Each entry needs to be repeated exactly, with nothing added or removed.

▬▬▬

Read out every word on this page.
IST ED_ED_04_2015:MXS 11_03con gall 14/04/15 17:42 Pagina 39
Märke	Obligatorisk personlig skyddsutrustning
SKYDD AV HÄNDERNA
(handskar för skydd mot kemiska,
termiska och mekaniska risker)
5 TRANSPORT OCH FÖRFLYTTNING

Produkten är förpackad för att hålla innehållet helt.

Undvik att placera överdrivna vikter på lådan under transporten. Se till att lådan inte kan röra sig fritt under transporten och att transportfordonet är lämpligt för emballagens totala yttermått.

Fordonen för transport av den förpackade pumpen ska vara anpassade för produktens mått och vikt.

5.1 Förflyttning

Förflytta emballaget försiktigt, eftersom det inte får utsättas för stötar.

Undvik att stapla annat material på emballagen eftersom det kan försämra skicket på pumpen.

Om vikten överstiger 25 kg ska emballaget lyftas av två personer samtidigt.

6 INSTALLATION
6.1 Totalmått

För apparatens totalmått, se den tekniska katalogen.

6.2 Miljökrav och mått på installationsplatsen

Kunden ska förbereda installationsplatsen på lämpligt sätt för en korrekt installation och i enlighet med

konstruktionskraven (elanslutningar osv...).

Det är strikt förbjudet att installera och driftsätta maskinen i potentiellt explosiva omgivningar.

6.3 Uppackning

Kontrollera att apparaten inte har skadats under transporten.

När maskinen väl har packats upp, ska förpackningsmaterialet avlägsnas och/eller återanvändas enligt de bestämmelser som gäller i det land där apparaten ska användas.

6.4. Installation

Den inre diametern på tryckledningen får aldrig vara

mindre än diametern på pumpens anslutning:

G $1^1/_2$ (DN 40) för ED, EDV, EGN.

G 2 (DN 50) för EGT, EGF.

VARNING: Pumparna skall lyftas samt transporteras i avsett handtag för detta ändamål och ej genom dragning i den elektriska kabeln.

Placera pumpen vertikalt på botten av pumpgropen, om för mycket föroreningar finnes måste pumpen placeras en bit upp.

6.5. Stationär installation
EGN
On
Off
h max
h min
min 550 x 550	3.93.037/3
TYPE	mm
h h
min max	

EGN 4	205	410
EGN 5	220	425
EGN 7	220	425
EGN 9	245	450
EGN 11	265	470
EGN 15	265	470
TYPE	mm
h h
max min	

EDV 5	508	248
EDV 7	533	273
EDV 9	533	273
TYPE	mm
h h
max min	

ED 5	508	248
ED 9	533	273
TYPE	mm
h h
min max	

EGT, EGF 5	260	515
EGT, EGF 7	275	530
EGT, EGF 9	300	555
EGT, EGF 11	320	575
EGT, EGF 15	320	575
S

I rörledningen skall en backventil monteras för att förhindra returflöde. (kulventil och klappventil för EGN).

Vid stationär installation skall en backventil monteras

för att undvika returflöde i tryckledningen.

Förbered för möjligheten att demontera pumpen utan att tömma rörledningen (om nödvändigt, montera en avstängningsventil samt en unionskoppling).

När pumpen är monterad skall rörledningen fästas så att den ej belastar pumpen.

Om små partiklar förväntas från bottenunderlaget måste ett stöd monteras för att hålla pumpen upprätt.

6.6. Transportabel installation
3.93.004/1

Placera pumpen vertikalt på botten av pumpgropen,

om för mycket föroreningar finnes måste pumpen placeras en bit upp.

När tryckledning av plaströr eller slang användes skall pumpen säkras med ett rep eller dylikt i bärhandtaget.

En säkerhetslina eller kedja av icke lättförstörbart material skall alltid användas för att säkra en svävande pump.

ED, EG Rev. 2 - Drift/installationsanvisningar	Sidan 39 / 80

▬▬▬

- [Reply]
Read out every word on this page.
IST ED_ED_04_2015:MXS 11_03con gall 14/04/15 17:42 Pagina 39
Märke	Obligatorisk personlig skyddsutrustning
SKYDD AV HÄNDERNA
(handskar för skydd mot kemiska,
termiska och mekaniska risker)
5 TRANSPORT OCH FÖRFLYTTNING

Produkten är förpackad för att hålla innehållet helt.

Undvik att placera överdrivna vikter på lådan under transporten. Se till att lådan inte kan röra sig fritt under transporten och att transportfordonet är lämpligt för emballagens totala yttermått.

Fordonen för transport av den förpackade pumpen ska vara anpassade för produktens mått och vikt.

5.1 Förflyttning

Förflytta emballaget försiktigt, eftersom det inte får utsättas för stötar.

Undvik att stapla annat material på emballagen eftersom det kan försämra skicket på pumpen.

Om vikten överstiger 25 kg ska emballaget lyftas av två personer samtidigt.

6 INSTALLATION
6.1 Totalmått

För apparatens totalmått, se den tekniska katalogen.

6.2 Miljökrav och mått på installationsplatsen

Kunden ska förbereda installationsplatsen på lämpligt sätt för en korrekt installation och i enlighet med

konstruktionskraven (elanslutningar osv...).

Det är strikt förbjudet att installera och driftsätta maskinen i potentiellt explosiva omgivningar.

6.3 Uppackning

Kontrollera att apparaten inte har skadats under transporten.

När maskinen väl har packats upp, ska förpackningsmaterialet avlägsnas och/eller återanvändas enligt de bestämmelser som gäller i det land där apparaten ska användas.

6.4. Installation

Den inre diametern på tryckledningen får aldrig vara

mindre än diametern på pumpens anslutning:

G $1^1/_2$ (DN 40) för ED, EDV, EGN.

G 2 (DN 50) för EGT, EGF.

VARNING: Pumparna skall lyftas samt transporteras i avsett handtag för detta ändamål och ej genom dragning i den elektriska kabeln.

Placera pumpen vertikalt på botten av pumpgropen, om för mycket föroreningar finnes måste pumpen placeras en bit upp.

6.5. Stationär installation
EGN
On
Off
h max
h min
min 550 x 550	3.93.037/3
TYPE	mm
h h
min max	

EGN 4	205	410
EGN 5	220	425
EGN 7	220	425
EGN 9	245	450
EGN 11	265	470
EGN 15	265	470
TYPE	mm
h h
max min	

EDV 5	508	248
EDV 7	533	273
EDV 9	533	273
TYPE	mm
h h
max min	

ED 5	508	248
ED 9	533	273
TYPE	mm
h h
min max	

EGT, EGF 5	260	515
EGT, EGF 7	275	530
EGT, EGF 9	300	555
EGT, EGF 11	320	575
EGT, EGF 15	320	575
S

I rörledningen skall en backventil monteras för att förhindra returflöde. (kulventil och klappventil för EGN).

Vid stationär installation skall en backventil monteras

för att undvika returflöde i tryckledningen.

Förbered för möjligheten att demontera pumpen utan att tömma rörledningen (om nödvändigt, montera en avstängningsventil samt en unionskoppling).

När pumpen är monterad skall rörledningen fästas så att den ej belastar pumpen.

Om små partiklar förväntas från bottenunderlaget måste ett stöd monteras för att hålla pumpen upprätt.

6.6. Transportabel installation
3.93.004/1

Placera pumpen vertikalt på botten av pumpgropen,

om för mycket föroreningar finnes måste pumpen placeras en bit upp.

När tryckledning av plaströr eller slang användes skall pumpen säkras med ett rep eller dylikt i bärhandtaget.

En säkerhetslina eller kedja av icke lättförstörbart material skall alltid användas för att säkra en svävande pump.

ED, EG Rev. 2 - Drift/installationsanvisningar	Sidan 39 / 80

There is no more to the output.